> _SET TASK_
Quote the lines below word for word, changing nothing.

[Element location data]
▬▬▬
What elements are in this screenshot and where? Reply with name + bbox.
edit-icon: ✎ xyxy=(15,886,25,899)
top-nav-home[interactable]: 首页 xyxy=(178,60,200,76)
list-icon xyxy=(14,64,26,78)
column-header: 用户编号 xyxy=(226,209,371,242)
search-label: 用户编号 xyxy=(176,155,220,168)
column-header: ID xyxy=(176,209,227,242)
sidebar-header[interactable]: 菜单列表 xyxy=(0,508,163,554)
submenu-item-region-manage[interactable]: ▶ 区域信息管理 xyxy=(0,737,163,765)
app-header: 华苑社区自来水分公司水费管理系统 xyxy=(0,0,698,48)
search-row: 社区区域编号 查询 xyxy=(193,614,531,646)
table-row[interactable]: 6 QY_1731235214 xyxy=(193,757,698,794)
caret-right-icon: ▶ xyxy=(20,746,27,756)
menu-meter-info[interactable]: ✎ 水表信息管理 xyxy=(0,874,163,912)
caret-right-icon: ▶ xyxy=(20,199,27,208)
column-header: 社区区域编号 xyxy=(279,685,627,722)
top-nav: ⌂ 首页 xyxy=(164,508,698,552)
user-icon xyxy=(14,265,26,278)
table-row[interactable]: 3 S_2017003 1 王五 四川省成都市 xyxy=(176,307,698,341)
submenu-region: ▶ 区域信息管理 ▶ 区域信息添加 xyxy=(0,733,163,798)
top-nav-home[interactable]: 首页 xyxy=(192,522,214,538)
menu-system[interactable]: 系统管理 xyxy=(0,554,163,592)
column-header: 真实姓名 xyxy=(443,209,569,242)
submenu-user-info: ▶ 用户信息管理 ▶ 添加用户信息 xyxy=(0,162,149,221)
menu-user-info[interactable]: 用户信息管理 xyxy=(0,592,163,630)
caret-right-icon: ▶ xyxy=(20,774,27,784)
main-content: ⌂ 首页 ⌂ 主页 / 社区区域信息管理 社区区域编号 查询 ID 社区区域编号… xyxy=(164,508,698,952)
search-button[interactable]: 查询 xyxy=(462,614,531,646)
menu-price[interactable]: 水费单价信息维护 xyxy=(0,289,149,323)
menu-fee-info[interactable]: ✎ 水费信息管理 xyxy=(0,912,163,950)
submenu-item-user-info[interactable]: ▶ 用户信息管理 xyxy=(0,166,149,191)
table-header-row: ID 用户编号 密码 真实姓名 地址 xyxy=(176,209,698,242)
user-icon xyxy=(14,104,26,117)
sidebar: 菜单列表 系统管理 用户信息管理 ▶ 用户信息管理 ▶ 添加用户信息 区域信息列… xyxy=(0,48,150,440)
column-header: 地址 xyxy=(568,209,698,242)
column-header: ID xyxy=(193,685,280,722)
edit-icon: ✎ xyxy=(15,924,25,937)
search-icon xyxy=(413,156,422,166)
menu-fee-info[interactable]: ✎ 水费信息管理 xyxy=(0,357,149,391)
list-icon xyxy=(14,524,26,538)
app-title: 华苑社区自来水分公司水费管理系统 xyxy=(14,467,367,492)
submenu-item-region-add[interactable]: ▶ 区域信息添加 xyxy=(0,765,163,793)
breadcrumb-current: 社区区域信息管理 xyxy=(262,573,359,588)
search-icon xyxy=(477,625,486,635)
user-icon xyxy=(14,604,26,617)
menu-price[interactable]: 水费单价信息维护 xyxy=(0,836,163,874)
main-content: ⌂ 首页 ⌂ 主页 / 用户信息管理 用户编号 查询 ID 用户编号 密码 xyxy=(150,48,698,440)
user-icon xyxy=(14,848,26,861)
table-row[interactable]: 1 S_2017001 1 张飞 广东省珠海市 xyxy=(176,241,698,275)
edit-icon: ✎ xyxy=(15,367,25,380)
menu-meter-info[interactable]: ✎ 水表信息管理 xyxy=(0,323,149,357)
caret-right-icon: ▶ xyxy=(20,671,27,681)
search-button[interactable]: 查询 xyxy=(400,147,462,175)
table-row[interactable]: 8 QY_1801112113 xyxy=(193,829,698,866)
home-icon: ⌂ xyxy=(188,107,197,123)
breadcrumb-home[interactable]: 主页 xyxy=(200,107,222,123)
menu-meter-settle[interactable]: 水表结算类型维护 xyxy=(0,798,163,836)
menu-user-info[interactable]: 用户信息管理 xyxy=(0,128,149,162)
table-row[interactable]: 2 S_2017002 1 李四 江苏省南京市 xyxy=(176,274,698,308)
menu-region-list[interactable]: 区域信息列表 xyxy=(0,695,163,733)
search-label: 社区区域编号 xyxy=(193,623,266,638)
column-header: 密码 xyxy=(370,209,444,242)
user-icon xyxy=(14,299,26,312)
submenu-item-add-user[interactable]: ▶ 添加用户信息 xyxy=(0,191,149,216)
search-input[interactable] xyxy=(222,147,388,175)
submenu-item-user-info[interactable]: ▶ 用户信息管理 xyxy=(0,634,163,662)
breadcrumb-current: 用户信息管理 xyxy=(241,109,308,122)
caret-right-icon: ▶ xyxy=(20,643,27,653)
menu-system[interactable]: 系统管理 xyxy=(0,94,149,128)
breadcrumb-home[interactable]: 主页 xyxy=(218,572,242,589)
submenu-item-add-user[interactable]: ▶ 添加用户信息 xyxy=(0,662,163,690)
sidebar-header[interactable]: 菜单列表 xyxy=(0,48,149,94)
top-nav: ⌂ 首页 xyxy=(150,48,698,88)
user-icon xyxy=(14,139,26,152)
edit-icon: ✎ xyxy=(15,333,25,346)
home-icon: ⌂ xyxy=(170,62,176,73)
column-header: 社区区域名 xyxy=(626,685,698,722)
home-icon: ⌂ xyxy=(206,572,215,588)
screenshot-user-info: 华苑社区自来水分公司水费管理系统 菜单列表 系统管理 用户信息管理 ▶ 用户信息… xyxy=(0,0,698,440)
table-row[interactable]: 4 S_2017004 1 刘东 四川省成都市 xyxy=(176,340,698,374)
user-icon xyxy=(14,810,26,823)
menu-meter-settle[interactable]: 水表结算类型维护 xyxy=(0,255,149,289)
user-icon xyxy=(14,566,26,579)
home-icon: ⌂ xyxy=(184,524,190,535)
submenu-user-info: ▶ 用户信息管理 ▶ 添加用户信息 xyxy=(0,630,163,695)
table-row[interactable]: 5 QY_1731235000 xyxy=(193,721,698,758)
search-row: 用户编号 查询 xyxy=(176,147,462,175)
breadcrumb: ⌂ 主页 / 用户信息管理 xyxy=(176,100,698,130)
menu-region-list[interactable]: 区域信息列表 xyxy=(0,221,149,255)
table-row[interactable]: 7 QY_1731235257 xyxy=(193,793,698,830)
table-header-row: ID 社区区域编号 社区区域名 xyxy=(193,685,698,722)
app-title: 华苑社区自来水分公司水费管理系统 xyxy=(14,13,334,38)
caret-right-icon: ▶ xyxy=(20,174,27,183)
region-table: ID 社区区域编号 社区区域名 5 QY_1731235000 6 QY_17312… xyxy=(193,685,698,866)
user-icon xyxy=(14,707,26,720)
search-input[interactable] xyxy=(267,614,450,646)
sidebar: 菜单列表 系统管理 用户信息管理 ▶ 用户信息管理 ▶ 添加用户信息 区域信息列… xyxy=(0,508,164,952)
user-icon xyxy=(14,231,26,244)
▬▬▬
> _EXERCISE OUTPUT_
What elements are in this screenshot and where? Reply with name + bbox.
edit-icon: ✎ xyxy=(15,886,25,899)
top-nav-home[interactable]: 首页 xyxy=(178,60,200,76)
list-icon xyxy=(14,64,26,78)
column-header: 用户编号 xyxy=(226,209,371,242)
search-label: 用户编号 xyxy=(176,155,220,168)
column-header: ID xyxy=(176,209,227,242)
sidebar-header[interactable]: 菜单列表 xyxy=(0,508,163,554)
submenu-item-region-manage[interactable]: ▶ 区域信息管理 xyxy=(0,737,163,765)
app-header: 华苑社区自来水分公司水费管理系统 xyxy=(0,0,698,48)
search-row: 社区区域编号 查询 xyxy=(193,614,531,646)
table-row[interactable]: 6 QY_1731235214 xyxy=(193,757,698,794)
caret-right-icon: ▶ xyxy=(20,746,27,756)
menu-meter-info[interactable]: ✎ 水表信息管理 xyxy=(0,874,163,912)
caret-right-icon: ▶ xyxy=(20,199,27,208)
column-header: 社区区域编号 xyxy=(279,685,627,722)
top-nav: ⌂ 首页 xyxy=(164,508,698,552)
user-icon xyxy=(14,265,26,278)
table-row[interactable]: 3 S_2017003 1 王五 四川省成都市 xyxy=(176,307,698,341)
submenu-region: ▶ 区域信息管理 ▶ 区域信息添加 xyxy=(0,733,163,798)
top-nav-home[interactable]: 首页 xyxy=(192,522,214,538)
menu-system[interactable]: 系统管理 xyxy=(0,554,163,592)
column-header: 真实姓名 xyxy=(443,209,569,242)
submenu-user-info: ▶ 用户信息管理 ▶ 添加用户信息 xyxy=(0,162,149,221)
menu-user-info[interactable]: 用户信息管理 xyxy=(0,592,163,630)
caret-right-icon: ▶ xyxy=(20,774,27,784)
main-content: ⌂ 首页 ⌂ 主页 / 社区区域信息管理 社区区域编号 查询 ID 社区区域编号… xyxy=(164,508,698,952)
search-button[interactable]: 查询 xyxy=(462,614,531,646)
menu-price[interactable]: 水费单价信息维护 xyxy=(0,289,149,323)
menu-fee-info[interactable]: ✎ 水费信息管理 xyxy=(0,912,163,950)
submenu-item-user-info[interactable]: ▶ 用户信息管理 xyxy=(0,166,149,191)
table-header-row: ID 用户编号 密码 真实姓名 地址 xyxy=(176,209,698,242)
user-icon xyxy=(14,104,26,117)
sidebar: 菜单列表 系统管理 用户信息管理 ▶ 用户信息管理 ▶ 添加用户信息 区域信息列… xyxy=(0,48,150,440)
column-header: 地址 xyxy=(568,209,698,242)
column-header: ID xyxy=(193,685,280,722)
edit-icon: ✎ xyxy=(15,924,25,937)
search-icon xyxy=(413,156,422,166)
menu-fee-info[interactable]: ✎ 水费信息管理 xyxy=(0,357,149,391)
list-icon xyxy=(14,524,26,538)
app-title: 华苑社区自来水分公司水费管理系统 xyxy=(14,467,367,492)
submenu-item-region-add[interactable]: ▶ 区域信息添加 xyxy=(0,765,163,793)
breadcrumb-current: 社区区域信息管理 xyxy=(262,573,359,588)
search-icon xyxy=(477,625,486,635)
user-icon xyxy=(14,604,26,617)
menu-price[interactable]: 水费单价信息维护 xyxy=(0,836,163,874)
main-content: ⌂ 首页 ⌂ 主页 / 用户信息管理 用户编号 查询 ID 用户编号 密码 xyxy=(150,48,698,440)
user-icon xyxy=(14,848,26,861)
table-row[interactable]: 1 S_2017001 1 张飞 广东省珠海市 xyxy=(176,241,698,275)
edit-icon: ✎ xyxy=(15,367,25,380)
menu-meter-info[interactable]: ✎ 水表信息管理 xyxy=(0,323,149,357)
caret-right-icon: ▶ xyxy=(20,671,27,681)
search-button[interactable]: 查询 xyxy=(400,147,462,175)
table-row[interactable]: 8 QY_1801112113 xyxy=(193,829,698,866)
home-icon: ⌂ xyxy=(188,107,197,123)
breadcrumb-home[interactable]: 主页 xyxy=(200,107,222,123)
menu-meter-settle[interactable]: 水表结算类型维护 xyxy=(0,798,163,836)
menu-user-info[interactable]: 用户信息管理 xyxy=(0,128,149,162)
table-row[interactable]: 2 S_2017002 1 李四 江苏省南京市 xyxy=(176,274,698,308)
menu-region-list[interactable]: 区域信息列表 xyxy=(0,695,163,733)
search-label: 社区区域编号 xyxy=(193,623,266,638)
column-header: 密码 xyxy=(370,209,444,242)
user-icon xyxy=(14,299,26,312)
submenu-item-add-user[interactable]: ▶ 添加用户信息 xyxy=(0,191,149,216)
search-input[interactable] xyxy=(222,147,388,175)
submenu-item-user-info[interactable]: ▶ 用户信息管理 xyxy=(0,634,163,662)
breadcrumb-current: 用户信息管理 xyxy=(241,109,308,122)
caret-right-icon: ▶ xyxy=(20,643,27,653)
menu-system[interactable]: 系统管理 xyxy=(0,94,149,128)
breadcrumb-home[interactable]: 主页 xyxy=(218,572,242,589)
submenu-item-add-user[interactable]: ▶ 添加用户信息 xyxy=(0,662,163,690)
sidebar-header[interactable]: 菜单列表 xyxy=(0,48,149,94)
top-nav: ⌂ 首页 xyxy=(150,48,698,88)
user-icon xyxy=(14,139,26,152)
edit-icon: ✎ xyxy=(15,333,25,346)
home-icon: ⌂ xyxy=(170,62,176,73)
column-header: 社区区域名 xyxy=(626,685,698,722)
home-icon: ⌂ xyxy=(206,572,215,588)
screenshot-user-info: 华苑社区自来水分公司水费管理系统 菜单列表 系统管理 用户信息管理 ▶ 用户信息… xyxy=(0,0,698,440)
table-row[interactable]: 4 S_2017004 1 刘东 四川省成都市 xyxy=(176,340,698,374)
user-icon xyxy=(14,810,26,823)
menu-meter-settle[interactable]: 水表结算类型维护 xyxy=(0,255,149,289)
user-icon xyxy=(14,566,26,579)
home-icon: ⌂ xyxy=(184,524,190,535)
submenu-user-info: ▶ 用户信息管理 ▶ 添加用户信息 xyxy=(0,630,163,695)
table-row[interactable]: 5 QY_1731235000 xyxy=(193,721,698,758)
search-row: 用户编号 查询 xyxy=(176,147,462,175)
breadcrumb: ⌂ 主页 / 用户信息管理 xyxy=(176,100,698,130)
menu-region-list[interactable]: 区域信息列表 xyxy=(0,221,149,255)
table-row[interactable]: 7 QY_1731235257 xyxy=(193,793,698,830)
table-header-row: ID 社区区域编号 社区区域名 xyxy=(193,685,698,722)
app-title: 华苑社区自来水分公司水费管理系统 xyxy=(14,13,334,38)
caret-right-icon: ▶ xyxy=(20,174,27,183)
region-table: ID 社区区域编号 社区区域名 5 QY_1731235000 6 QY_17312… xyxy=(193,685,698,866)
user-icon xyxy=(14,707,26,720)
search-input[interactable] xyxy=(267,614,450,646)
sidebar: 菜单列表 系统管理 用户信息管理 ▶ 用户信息管理 ▶ 添加用户信息 区域信息列… xyxy=(0,508,164,952)
user-icon xyxy=(14,231,26,244)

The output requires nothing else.